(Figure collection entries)

◇ ◇ ◇

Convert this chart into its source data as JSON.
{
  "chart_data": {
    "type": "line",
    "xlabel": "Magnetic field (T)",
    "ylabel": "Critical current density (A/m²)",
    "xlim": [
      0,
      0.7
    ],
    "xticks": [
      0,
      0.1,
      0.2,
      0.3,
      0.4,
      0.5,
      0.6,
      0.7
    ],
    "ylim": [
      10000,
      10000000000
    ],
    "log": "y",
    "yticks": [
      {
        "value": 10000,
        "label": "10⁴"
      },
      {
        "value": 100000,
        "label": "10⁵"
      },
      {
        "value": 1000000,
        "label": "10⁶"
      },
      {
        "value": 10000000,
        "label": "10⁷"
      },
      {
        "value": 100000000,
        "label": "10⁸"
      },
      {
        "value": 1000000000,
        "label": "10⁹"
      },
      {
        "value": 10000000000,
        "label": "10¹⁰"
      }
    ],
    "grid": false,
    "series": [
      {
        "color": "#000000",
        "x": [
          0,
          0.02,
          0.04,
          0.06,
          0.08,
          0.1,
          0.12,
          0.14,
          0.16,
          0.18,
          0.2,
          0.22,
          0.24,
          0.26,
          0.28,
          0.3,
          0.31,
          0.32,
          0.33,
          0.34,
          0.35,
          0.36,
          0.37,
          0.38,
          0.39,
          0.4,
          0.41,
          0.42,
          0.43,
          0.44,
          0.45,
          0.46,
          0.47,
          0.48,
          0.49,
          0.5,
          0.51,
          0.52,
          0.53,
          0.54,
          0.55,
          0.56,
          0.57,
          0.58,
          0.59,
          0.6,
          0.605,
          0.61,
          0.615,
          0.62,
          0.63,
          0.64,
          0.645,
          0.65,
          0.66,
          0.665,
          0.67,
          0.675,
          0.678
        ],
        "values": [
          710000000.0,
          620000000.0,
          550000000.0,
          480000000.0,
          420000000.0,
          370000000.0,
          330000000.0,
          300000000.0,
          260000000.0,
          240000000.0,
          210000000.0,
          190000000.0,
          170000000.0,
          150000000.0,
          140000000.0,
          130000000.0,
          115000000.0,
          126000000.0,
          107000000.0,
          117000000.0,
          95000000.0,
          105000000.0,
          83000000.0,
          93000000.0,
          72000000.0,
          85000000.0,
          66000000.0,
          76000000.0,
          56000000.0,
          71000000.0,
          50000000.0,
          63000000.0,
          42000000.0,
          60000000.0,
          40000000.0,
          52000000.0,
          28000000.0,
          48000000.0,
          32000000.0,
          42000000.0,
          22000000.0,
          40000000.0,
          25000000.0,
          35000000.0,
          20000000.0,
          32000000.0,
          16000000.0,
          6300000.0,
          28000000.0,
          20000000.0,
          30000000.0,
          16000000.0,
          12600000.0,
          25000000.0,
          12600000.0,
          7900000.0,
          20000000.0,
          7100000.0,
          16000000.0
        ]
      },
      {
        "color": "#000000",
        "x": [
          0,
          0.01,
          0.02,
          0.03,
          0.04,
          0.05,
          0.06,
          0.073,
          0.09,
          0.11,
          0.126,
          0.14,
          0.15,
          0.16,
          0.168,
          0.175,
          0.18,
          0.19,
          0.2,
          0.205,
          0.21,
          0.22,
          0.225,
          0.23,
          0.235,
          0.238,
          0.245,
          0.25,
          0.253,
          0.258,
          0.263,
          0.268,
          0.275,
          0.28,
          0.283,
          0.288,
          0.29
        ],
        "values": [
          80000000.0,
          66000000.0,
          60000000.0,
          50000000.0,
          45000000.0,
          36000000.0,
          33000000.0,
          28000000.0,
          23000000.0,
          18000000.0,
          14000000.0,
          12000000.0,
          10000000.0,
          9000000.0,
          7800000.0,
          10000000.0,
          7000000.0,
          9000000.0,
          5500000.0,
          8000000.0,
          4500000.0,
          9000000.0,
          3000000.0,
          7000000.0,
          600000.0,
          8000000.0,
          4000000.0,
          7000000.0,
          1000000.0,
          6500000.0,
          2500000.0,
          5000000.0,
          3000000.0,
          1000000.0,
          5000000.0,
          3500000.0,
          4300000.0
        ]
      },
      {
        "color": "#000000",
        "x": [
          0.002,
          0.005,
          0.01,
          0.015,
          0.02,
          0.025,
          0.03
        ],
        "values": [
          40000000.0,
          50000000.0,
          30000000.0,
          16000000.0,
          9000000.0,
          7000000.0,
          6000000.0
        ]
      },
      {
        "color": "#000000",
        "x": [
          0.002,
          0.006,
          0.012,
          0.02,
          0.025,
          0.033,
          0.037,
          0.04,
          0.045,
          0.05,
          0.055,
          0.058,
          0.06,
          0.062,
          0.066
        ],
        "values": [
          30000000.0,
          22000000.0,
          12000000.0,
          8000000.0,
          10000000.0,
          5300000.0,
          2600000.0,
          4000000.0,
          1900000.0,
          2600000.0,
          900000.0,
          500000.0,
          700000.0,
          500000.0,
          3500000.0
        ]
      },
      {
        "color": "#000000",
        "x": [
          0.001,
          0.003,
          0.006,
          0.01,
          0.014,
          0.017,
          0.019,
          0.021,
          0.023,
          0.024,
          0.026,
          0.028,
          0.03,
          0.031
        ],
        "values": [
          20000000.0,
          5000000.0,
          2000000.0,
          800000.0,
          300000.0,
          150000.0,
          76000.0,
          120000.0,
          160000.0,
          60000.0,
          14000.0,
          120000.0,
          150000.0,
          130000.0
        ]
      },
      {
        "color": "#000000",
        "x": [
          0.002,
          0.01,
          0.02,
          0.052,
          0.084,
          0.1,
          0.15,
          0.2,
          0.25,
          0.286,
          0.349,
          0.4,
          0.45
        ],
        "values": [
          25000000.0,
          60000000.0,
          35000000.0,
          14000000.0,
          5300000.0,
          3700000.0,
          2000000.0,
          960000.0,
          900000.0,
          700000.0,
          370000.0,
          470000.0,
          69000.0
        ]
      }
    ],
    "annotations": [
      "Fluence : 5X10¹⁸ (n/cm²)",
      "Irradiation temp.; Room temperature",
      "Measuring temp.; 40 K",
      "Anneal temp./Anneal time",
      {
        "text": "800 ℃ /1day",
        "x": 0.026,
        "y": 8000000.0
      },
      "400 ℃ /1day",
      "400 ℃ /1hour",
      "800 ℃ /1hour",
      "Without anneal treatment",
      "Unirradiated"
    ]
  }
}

◇ ◇ ◇

*WHAT TO WORK ON:* Check the records above line by line and tally those holding the string "temp". Answer with the number only.

*WORKED ANSWER:* 3